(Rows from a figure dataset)
^^^^^^^^^^^^^^^^

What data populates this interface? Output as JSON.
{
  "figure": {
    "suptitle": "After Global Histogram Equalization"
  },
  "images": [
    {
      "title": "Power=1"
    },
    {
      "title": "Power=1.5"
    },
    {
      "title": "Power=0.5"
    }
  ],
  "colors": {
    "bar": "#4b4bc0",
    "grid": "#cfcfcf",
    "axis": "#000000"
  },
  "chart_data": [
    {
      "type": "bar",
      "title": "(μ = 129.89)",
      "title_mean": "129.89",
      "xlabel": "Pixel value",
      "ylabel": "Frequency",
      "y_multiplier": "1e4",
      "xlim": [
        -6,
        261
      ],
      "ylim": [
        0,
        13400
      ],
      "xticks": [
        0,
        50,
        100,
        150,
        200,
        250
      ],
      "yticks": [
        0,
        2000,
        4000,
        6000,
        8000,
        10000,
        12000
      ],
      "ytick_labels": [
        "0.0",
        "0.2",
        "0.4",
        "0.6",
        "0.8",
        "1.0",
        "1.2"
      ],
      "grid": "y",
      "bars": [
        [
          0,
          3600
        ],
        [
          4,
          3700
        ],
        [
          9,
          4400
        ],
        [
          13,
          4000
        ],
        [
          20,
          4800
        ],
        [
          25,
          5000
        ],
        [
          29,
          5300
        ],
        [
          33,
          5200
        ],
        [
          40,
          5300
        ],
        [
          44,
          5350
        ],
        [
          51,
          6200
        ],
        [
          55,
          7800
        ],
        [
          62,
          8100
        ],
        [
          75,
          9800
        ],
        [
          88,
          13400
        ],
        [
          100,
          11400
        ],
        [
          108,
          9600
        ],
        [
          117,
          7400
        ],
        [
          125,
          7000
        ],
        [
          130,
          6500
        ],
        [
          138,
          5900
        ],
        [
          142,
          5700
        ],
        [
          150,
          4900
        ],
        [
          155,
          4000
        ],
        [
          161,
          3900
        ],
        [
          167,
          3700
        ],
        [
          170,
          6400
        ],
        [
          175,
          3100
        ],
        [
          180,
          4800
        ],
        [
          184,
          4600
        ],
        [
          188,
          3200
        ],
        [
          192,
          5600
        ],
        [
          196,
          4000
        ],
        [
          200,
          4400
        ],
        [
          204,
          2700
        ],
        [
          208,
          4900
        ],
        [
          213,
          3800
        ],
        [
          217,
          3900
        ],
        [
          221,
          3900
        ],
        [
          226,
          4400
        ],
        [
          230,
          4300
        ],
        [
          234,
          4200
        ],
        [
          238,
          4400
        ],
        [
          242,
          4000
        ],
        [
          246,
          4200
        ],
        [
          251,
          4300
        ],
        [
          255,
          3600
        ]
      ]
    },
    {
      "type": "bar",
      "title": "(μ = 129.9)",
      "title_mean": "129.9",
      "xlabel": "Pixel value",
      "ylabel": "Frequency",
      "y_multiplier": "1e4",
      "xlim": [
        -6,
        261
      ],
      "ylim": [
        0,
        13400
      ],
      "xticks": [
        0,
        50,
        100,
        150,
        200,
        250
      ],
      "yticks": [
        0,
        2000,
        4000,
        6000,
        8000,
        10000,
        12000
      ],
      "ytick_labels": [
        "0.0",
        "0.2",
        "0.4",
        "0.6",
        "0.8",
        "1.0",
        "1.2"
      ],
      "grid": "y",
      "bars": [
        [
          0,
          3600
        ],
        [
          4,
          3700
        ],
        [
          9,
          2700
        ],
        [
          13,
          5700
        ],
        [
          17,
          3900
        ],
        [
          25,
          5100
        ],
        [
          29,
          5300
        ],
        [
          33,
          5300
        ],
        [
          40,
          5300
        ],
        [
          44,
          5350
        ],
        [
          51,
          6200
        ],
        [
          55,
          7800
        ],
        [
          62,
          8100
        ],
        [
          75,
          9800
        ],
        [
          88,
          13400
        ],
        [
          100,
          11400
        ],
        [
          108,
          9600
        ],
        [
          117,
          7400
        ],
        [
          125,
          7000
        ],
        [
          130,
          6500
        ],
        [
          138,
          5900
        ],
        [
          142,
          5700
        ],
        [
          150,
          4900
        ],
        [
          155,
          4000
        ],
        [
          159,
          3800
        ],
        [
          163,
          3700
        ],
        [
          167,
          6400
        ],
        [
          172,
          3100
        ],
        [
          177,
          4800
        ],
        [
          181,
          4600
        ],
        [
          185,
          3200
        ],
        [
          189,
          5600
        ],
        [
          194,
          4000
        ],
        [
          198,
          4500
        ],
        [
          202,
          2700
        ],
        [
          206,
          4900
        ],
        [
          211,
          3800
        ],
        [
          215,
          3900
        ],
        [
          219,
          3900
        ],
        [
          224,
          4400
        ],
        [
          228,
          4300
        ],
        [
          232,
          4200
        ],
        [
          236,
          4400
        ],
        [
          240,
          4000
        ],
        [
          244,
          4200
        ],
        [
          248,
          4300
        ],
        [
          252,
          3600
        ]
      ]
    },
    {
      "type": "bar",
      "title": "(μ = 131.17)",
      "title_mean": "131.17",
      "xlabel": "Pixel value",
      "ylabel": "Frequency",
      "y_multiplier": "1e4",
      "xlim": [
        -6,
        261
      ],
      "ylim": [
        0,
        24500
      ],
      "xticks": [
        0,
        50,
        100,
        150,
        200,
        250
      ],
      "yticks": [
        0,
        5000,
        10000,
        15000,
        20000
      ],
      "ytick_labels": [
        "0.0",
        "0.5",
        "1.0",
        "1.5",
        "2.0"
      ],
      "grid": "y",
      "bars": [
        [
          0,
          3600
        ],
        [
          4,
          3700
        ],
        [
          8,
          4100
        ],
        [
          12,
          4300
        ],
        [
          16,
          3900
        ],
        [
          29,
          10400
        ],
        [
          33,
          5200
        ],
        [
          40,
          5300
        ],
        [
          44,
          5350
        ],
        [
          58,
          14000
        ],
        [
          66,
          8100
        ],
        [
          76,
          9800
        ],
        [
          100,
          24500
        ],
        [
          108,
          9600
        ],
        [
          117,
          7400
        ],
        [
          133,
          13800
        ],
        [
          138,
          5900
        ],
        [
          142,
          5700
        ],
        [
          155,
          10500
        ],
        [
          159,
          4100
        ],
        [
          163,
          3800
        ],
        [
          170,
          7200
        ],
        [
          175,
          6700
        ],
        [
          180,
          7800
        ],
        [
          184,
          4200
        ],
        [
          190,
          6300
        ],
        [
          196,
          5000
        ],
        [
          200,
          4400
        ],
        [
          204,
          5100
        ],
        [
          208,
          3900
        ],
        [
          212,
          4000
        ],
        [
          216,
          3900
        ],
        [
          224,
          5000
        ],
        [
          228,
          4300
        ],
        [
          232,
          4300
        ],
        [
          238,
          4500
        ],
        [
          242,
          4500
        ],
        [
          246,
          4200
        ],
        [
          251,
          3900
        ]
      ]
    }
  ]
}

^^^^^^^^^^^^^^^^

Above are some records; extract every one of them exactly.

- Task result
What data populates this interface? Output as JSON.
{
  "figure": {
    "suptitle": "After Global Histogram Equalization"
  },
  "images": [
    {
      "title": "Power=1"
    },
    {
      "title": "Power=1.5"
    },
    {
      "title": "Power=0.5"
    }
  ],
  "colors": {
    "bar": "#4b4bc0",
    "grid": "#cfcfcf",
    "axis": "#000000"
  },
  "chart_data": [
    {
      "type": "bar",
      "title": "(μ = 129.89)",
      "title_mean": "129.89",
      "xlabel": "Pixel value",
      "ylabel": "Frequency",
      "y_multiplier": "1e4",
      "xlim": [
        -6,
        261
      ],
      "ylim": [
        0,
        13400
      ],
      "xticks": [
        0,
        50,
        100,
        150,
        200,
        250
      ],
      "yticks": [
        0,
        2000,
        4000,
        6000,
        8000,
        10000,
        12000
      ],
      "ytick_labels": [
        "0.0",
        "0.2",
        "0.4",
        "0.6",
        "0.8",
        "1.0",
        "1.2"
      ],
      "grid": "y",
      "bars": [
        [
          0,
          3600
        ],
        [
          4,
          3700
        ],
        [
          9,
          4400
        ],
        [
          13,
          4000
        ],
        [
          20,
          4800
        ],
        [
          25,
          5000
        ],
        [
          29,
          5300
        ],
        [
          33,
          5200
        ],
        [
          40,
          5300
        ],
        [
          44,
          5350
        ],
        [
          51,
          6200
        ],
        [
          55,
          7800
        ],
        [
          62,
          8100
        ],
        [
          75,
          9800
        ],
        [
          88,
          13400
        ],
        [
          100,
          11400
        ],
        [
          108,
          9600
        ],
        [
          117,
          7400
        ],
        [
          125,
          7000
        ],
        [
          130,
          6500
        ],
        [
          138,
          5900
        ],
        [
          142,
          5700
        ],
        [
          150,
          4900
        ],
        [
          155,
          4000
        ],
        [
          161,
          3900
        ],
        [
          167,
          3700
        ],
        [
          170,
          6400
        ],
        [
          175,
          3100
        ],
        [
          180,
          4800
        ],
        [
          184,
          4600
        ],
        [
          188,
          3200
        ],
        [
          192,
          5600
        ],
        [
          196,
          4000
        ],
        [
          200,
          4400
        ],
        [
          204,
          2700
        ],
        [
          208,
          4900
        ],
        [
          213,
          3800
        ],
        [
          217,
          3900
        ],
        [
          221,
          3900
        ],
        [
          226,
          4400
        ],
        [
          230,
          4300
        ],
        [
          234,
          4200
        ],
        [
          238,
          4400
        ],
        [
          242,
          4000
        ],
        [
          246,
          4200
        ],
        [
          251,
          4300
        ],
        [
          255,
          3600
        ]
      ]
    },
    {
      "type": "bar",
      "title": "(μ = 129.9)",
      "title_mean": "129.9",
      "xlabel": "Pixel value",
      "ylabel": "Frequency",
      "y_multiplier": "1e4",
      "xlim": [
        -6,
        261
      ],
      "ylim": [
        0,
        13400
      ],
      "xticks": [
        0,
        50,
        100,
        150,
        200,
        250
      ],
      "yticks": [
        0,
        2000,
        4000,
        6000,
        8000,
        10000,
        12000
      ],
      "ytick_labels": [
        "0.0",
        "0.2",
        "0.4",
        "0.6",
        "0.8",
        "1.0",
        "1.2"
      ],
      "grid": "y",
      "bars": [
        [
          0,
          3600
        ],
        [
          4,
          3700
        ],
        [
          9,
          2700
        ],
        [
          13,
          5700
        ],
        [
          17,
          3900
        ],
        [
          25,
          5100
        ],
        [
          29,
          5300
        ],
        [
          33,
          5300
        ],
        [
          40,
          5300
        ],
        [
          44,
          5350
        ],
        [
          51,
          6200
        ],
        [
          55,
          7800
        ],
        [
          62,
          8100
        ],
        [
          75,
          9800
        ],
        [
          88,
          13400
        ],
        [
          100,
          11400
        ],
        [
          108,
          9600
        ],
        [
          117,
          7400
        ],
        [
          125,
          7000
        ],
        [
          130,
          6500
        ],
        [
          138,
          5900
        ],
        [
          142,
          5700
        ],
        [
          150,
          4900
        ],
        [
          155,
          4000
        ],
        [
          159,
          3800
        ],
        [
          163,
          3700
        ],
        [
          167,
          6400
        ],
        [
          172,
          3100
        ],
        [
          177,
          4800
        ],
        [
          181,
          4600
        ],
        [
          185,
          3200
        ],
        [
          189,
          5600
        ],
        [
          194,
          4000
        ],
        [
          198,
          4500
        ],
        [
          202,
          2700
        ],
        [
          206,
          4900
        ],
        [
          211,
          3800
        ],
        [
          215,
          3900
        ],
        [
          219,
          3900
        ],
        [
          224,
          4400
        ],
        [
          228,
          4300
        ],
        [
          232,
          4200
        ],
        [
          236,
          4400
        ],
        [
          240,
          4000
        ],
        [
          244,
          4200
        ],
        [
          248,
          4300
        ],
        [
          252,
          3600
        ]
      ]
    },
    {
      "type": "bar",
      "title": "(μ = 131.17)",
      "title_mean": "131.17",
      "xlabel": "Pixel value",
      "ylabel": "Frequency",
      "y_multiplier": "1e4",
      "xlim": [
        -6,
        261
      ],
      "ylim": [
        0,
        24500
      ],
      "xticks": [
        0,
        50,
        100,
        150,
        200,
        250
      ],
      "yticks": [
        0,
        5000,
        10000,
        15000,
        20000
      ],
      "ytick_labels": [
        "0.0",
        "0.5",
        "1.0",
        "1.5",
        "2.0"
      ],
      "grid": "y",
      "bars": [
        [
          0,
          3600
        ],
        [
          4,
          3700
        ],
        [
          8,
          4100
        ],
        [
          12,
          4300
        ],
        [
          16,
          3900
        ],
        [
          29,
          10400
        ],
        [
          33,
          5200
        ],
        [
          40,
          5300
        ],
        [
          44,
          5350
        ],
        [
          58,
          14000
        ],
        [
          66,
          8100
        ],
        [
          76,
          9800
        ],
        [
          100,
          24500
        ],
        [
          108,
          9600
        ],
        [
          117,
          7400
        ],
        [
          133,
          13800
        ],
        [
          138,
          5900
        ],
        [
          142,
          5700
        ],
        [
          155,
          10500
        ],
        [
          159,
          4100
        ],
        [
          163,
          3800
        ],
        [
          170,
          7200
        ],
        [
          175,
          6700
        ],
        [
          180,
          7800
        ],
        [
          184,
          4200
        ],
        [
          190,
          6300
        ],
        [
          196,
          5000
        ],
        [
          200,
          4400
        ],
        [
          204,
          5100
        ],
        [
          208,
          3900
        ],
        [
          212,
          4000
        ],
        [
          216,
          3900
        ],
        [
          224,
          5000
        ],
        [
          228,
          4300
        ],
        [
          232,
          4300
        ],
        [
          238,
          4500
        ],
        [
          242,
          4500
        ],
        [
          246,
          4200
        ],
        [
          251,
          3900
        ]
      ]
    }
  ]
}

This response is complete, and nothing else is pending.